§ Written request:
Each entry below is to be transcribed exactly.

Dataset entries:
* begin *
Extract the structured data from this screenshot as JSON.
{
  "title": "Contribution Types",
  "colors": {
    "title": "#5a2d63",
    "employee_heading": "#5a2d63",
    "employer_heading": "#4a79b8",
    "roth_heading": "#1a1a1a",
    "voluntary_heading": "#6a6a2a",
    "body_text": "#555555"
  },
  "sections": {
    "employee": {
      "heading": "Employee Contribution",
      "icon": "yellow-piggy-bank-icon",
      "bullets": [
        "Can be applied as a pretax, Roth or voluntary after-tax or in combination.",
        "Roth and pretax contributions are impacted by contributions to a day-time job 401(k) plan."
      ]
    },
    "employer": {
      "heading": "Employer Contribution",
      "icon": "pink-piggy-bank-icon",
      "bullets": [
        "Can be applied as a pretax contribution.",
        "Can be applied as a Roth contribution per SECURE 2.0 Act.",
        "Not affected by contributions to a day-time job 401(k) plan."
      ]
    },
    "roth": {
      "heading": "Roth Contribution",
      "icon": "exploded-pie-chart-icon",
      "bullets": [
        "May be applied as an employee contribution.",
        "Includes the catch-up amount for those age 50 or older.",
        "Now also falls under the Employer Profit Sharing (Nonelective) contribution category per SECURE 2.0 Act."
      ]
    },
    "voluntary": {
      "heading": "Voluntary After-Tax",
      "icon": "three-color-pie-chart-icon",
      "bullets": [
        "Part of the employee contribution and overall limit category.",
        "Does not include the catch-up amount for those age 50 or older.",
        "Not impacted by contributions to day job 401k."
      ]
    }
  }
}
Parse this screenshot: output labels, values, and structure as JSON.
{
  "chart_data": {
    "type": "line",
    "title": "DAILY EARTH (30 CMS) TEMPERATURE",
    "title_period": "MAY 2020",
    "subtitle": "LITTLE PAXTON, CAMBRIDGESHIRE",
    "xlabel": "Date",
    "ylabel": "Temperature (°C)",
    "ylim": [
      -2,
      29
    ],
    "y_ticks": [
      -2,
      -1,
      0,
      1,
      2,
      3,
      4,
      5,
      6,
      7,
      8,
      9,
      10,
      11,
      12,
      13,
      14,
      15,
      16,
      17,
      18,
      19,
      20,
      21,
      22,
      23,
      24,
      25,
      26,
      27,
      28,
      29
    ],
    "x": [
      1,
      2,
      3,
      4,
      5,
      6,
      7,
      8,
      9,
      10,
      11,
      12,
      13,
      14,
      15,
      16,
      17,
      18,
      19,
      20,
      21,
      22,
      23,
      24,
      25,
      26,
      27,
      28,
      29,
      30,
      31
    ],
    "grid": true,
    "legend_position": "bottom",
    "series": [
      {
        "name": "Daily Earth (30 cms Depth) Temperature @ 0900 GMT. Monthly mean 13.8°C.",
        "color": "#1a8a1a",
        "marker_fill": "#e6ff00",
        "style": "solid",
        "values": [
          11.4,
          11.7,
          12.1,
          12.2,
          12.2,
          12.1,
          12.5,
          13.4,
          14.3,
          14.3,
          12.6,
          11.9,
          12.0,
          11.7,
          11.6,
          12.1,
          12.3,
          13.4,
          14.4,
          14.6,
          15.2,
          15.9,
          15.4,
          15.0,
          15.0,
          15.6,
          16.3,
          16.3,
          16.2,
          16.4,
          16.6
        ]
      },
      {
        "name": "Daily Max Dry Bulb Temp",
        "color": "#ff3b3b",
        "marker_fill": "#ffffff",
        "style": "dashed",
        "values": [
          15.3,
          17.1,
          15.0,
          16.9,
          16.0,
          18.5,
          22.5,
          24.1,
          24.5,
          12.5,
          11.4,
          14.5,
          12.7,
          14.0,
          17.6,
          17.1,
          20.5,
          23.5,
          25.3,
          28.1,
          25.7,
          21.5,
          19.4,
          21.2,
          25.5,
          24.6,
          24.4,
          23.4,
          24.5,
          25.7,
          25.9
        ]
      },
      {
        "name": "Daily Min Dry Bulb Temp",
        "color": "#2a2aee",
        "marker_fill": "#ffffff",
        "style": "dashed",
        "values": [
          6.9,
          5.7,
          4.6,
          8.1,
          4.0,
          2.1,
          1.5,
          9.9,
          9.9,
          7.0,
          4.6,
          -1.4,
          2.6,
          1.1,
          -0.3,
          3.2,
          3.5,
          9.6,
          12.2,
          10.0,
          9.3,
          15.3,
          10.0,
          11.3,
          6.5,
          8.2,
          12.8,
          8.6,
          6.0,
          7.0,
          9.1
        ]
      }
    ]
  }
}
* end *
§ Complete output:
Extract the structured data from this screenshot as JSON.
{
  "title": "Contribution Types",
  "colors": {
    "title": "#5a2d63",
    "employee_heading": "#5a2d63",
    "employer_heading": "#4a79b8",
    "roth_heading": "#1a1a1a",
    "voluntary_heading": "#6a6a2a",
    "body_text": "#555555"
  },
  "sections": {
    "employee": {
      "heading": "Employee Contribution",
      "icon": "yellow-piggy-bank-icon",
      "bullets": [
        "Can be applied as a pretax, Roth or voluntary after-tax or in combination.",
        "Roth and pretax contributions are impacted by contributions to a day-time job 401(k) plan."
      ]
    },
    "employer": {
      "heading": "Employer Contribution",
      "icon": "pink-piggy-bank-icon",
      "bullets": [
        "Can be applied as a pretax contribution.",
        "Can be applied as a Roth contribution per SECURE 2.0 Act.",
        "Not affected by contributions to a day-time job 401(k) plan."
      ]
    },
    "roth": {
      "heading": "Roth Contribution",
      "icon": "exploded-pie-chart-icon",
      "bullets": [
        "May be applied as an employee contribution.",
        "Includes the catch-up amount for those age 50 or older.",
        "Now also falls under the Employer Profit Sharing (Nonelective) contribution category per SECURE 2.0 Act."
      ]
    },
    "voluntary": {
      "heading": "Voluntary After-Tax",
      "icon": "three-color-pie-chart-icon",
      "bullets": [
        "Part of the employee contribution and overall limit category.",
        "Does not include the catch-up amount for those age 50 or older.",
        "Not impacted by contributions to day job 401k."
      ]
    }
  }
}
Parse this screenshot: output labels, values, and structure as JSON.
{
  "chart_data": {
    "type": "line",
    "title": "DAILY EARTH (30 CMS) TEMPERATURE",
    "title_period": "MAY 2020",
    "subtitle": "LITTLE PAXTON, CAMBRIDGESHIRE",
    "xlabel": "Date",
    "ylabel": "Temperature (°C)",
    "ylim": [
      -2,
      29
    ],
    "y_ticks": [
      -2,
      -1,
      0,
      1,
      2,
      3,
      4,
      5,
      6,
      7,
      8,
      9,
      10,
      11,
      12,
      13,
      14,
      15,
      16,
      17,
      18,
      19,
      20,
      21,
      22,
      23,
      24,
      25,
      26,
      27,
      28,
      29
    ],
    "x": [
      1,
      2,
      3,
      4,
      5,
      6,
      7,
      8,
      9,
      10,
      11,
      12,
      13,
      14,
      15,
      16,
      17,
      18,
      19,
      20,
      21,
      22,
      23,
      24,
      25,
      26,
      27,
      28,
      29,
      30,
      31
    ],
    "grid": true,
    "legend_position": "bottom",
    "series": [
      {
        "name": "Daily Earth (30 cms Depth) Temperature @ 0900 GMT. Monthly mean 13.8°C.",
        "color": "#1a8a1a",
        "marker_fill": "#e6ff00",
        "style": "solid",
        "values": [
          11.4,
          11.7,
          12.1,
          12.2,
          12.2,
          12.1,
          12.5,
          13.4,
          14.3,
          14.3,
          12.6,
          11.9,
          12.0,
          11.7,
          11.6,
          12.1,
          12.3,
          13.4,
          14.4,
          14.6,
          15.2,
          15.9,
          15.4,
          15.0,
          15.0,
          15.6,
          16.3,
          16.3,
          16.2,
          16.4,
          16.6
        ]
      },
      {
        "name": "Daily Max Dry Bulb Temp",
        "color": "#ff3b3b",
        "marker_fill": "#ffffff",
        "style": "dashed",
        "values": [
          15.3,
          17.1,
          15.0,
          16.9,
          16.0,
          18.5,
          22.5,
          24.1,
          24.5,
          12.5,
          11.4,
          14.5,
          12.7,
          14.0,
          17.6,
          17.1,
          20.5,
          23.5,
          25.3,
          28.1,
          25.7,
          21.5,
          19.4,
          21.2,
          25.5,
          24.6,
          24.4,
          23.4,
          24.5,
          25.7,
          25.9
        ]
      },
      {
        "name": "Daily Min Dry Bulb Temp",
        "color": "#2a2aee",
        "marker_fill": "#ffffff",
        "style": "dashed",
        "values": [
          6.9,
          5.7,
          4.6,
          8.1,
          4.0,
          2.1,
          1.5,
          9.9,
          9.9,
          7.0,
          4.6,
          -1.4,
          2.6,
          1.1,
          -0.3,
          3.2,
          3.5,
          9.6,
          12.2,
          10.0,
          9.3,
          15.3,
          10.0,
          11.3,
          6.5,
          8.2,
          12.8,
          8.6,
          6.0,
          7.0,
          9.1
        ]
      }
    ]
  }
}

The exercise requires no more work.